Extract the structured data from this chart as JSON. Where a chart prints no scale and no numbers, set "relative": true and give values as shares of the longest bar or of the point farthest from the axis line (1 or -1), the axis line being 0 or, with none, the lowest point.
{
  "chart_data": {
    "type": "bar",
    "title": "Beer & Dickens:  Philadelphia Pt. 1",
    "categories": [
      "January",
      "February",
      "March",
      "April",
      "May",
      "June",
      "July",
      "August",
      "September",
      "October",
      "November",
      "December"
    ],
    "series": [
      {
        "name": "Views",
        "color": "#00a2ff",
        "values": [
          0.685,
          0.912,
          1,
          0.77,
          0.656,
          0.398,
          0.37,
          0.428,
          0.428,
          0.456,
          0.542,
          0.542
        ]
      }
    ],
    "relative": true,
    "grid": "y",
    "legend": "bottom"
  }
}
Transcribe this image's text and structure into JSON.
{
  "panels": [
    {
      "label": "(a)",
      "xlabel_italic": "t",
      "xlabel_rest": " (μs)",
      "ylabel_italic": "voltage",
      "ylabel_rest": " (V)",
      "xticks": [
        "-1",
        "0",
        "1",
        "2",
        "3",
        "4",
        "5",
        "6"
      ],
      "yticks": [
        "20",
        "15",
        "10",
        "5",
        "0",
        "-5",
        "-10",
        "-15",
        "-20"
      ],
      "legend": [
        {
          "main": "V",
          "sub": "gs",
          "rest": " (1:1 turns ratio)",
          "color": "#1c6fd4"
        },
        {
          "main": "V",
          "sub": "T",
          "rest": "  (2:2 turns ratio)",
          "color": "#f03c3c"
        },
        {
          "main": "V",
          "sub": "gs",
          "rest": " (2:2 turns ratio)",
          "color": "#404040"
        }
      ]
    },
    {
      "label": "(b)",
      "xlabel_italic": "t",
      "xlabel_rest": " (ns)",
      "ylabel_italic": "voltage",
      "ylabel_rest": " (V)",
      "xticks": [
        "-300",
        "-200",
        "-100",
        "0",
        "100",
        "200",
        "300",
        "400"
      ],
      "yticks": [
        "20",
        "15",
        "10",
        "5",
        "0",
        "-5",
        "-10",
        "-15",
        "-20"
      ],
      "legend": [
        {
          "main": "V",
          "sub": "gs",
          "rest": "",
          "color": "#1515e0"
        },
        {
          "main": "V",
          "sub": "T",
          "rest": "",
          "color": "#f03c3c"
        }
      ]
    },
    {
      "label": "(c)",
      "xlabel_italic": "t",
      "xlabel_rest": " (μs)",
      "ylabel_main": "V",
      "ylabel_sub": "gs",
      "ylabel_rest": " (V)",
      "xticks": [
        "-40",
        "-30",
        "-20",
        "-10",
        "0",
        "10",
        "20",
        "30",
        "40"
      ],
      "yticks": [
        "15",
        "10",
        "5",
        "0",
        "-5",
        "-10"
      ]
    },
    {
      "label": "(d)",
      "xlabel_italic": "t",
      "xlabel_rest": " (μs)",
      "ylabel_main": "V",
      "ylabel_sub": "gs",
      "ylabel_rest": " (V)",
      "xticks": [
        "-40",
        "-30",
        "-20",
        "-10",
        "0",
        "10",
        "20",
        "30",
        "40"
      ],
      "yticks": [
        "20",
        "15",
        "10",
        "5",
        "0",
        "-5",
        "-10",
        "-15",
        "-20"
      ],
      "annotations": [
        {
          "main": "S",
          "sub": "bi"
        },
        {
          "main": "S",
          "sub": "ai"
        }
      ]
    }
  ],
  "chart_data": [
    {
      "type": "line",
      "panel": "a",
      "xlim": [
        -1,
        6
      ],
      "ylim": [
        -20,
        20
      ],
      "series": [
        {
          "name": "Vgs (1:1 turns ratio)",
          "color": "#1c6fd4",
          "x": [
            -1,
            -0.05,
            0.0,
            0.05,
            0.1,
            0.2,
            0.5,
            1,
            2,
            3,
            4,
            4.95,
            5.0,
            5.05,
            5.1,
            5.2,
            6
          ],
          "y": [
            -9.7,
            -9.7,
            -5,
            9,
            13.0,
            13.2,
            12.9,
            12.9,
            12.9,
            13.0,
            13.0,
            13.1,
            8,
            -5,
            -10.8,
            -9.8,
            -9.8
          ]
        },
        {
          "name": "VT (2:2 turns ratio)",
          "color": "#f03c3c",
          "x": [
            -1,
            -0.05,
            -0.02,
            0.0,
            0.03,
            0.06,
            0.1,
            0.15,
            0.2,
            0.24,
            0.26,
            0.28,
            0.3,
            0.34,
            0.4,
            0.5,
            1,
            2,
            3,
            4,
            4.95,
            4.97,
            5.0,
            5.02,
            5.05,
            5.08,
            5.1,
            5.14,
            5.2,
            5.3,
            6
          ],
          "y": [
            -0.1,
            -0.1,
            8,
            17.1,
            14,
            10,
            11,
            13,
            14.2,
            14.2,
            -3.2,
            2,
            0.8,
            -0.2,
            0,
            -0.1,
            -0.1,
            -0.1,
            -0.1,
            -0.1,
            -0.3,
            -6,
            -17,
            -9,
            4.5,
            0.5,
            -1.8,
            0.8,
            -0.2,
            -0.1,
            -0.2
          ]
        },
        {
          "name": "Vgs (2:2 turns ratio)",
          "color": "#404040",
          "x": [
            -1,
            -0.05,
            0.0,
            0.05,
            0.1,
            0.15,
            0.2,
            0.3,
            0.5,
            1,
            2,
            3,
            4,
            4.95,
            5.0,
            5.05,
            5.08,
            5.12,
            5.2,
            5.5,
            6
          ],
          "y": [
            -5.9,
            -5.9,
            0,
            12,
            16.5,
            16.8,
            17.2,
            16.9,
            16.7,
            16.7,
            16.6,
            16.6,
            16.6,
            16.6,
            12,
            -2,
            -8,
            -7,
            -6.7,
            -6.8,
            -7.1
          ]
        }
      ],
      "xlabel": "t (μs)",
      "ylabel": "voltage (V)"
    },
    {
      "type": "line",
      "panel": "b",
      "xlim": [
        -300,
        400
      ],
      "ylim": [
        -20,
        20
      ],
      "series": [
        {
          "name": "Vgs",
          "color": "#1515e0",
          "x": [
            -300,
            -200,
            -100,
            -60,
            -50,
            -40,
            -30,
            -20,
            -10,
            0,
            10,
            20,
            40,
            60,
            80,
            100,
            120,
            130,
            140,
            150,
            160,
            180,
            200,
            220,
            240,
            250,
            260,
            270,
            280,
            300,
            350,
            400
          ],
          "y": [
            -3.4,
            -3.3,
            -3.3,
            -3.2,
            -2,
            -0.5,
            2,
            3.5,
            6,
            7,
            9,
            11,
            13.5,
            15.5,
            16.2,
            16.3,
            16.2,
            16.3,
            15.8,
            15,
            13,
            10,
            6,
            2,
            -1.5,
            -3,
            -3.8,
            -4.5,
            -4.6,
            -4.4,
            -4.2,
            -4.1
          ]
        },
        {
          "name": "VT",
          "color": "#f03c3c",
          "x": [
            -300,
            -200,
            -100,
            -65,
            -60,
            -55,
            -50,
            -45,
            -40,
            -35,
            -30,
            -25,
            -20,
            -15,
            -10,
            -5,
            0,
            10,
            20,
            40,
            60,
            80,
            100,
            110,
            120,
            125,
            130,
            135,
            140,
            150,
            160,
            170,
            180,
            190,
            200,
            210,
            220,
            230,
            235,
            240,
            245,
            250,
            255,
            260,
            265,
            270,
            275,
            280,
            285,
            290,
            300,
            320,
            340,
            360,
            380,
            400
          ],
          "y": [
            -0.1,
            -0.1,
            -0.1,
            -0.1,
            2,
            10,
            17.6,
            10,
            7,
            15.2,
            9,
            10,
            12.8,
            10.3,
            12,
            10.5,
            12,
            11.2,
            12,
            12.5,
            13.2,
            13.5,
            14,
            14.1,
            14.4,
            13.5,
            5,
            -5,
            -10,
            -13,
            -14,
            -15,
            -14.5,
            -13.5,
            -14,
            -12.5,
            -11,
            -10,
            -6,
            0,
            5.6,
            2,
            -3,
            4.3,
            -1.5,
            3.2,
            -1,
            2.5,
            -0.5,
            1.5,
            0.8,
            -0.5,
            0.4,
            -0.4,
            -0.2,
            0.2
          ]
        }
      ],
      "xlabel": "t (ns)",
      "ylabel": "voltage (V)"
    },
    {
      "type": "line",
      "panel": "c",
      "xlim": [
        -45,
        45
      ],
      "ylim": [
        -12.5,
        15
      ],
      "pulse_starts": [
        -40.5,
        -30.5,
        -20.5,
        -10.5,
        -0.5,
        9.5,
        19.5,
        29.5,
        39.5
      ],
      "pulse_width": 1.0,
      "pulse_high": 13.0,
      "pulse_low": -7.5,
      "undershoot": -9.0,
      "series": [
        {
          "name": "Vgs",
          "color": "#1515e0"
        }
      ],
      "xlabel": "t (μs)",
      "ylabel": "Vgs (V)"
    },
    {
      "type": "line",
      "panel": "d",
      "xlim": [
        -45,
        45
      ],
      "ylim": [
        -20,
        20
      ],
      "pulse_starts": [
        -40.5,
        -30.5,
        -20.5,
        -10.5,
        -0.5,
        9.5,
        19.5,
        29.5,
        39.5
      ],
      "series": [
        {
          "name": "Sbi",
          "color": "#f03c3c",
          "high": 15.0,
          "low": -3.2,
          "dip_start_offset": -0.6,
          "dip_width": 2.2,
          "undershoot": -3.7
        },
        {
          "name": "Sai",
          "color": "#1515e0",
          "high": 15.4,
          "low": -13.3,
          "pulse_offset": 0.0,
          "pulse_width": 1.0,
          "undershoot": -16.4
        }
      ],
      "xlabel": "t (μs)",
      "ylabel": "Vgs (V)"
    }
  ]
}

* INSTRUCTION *
Show the lines of the material that contain the word "name".

* ANSWER IN FULL *
        "name": "Views",
          "name": "Vgs (1:1 turns ratio)",
          "name": "VT (2:2 turns ratio)",
          "name": "Vgs (2:2 turns ratio)",
          "name": "Vgs",
          "name": "VT",
          "name": "Vgs",
          "name": "Sbi",
          "name": "Sai",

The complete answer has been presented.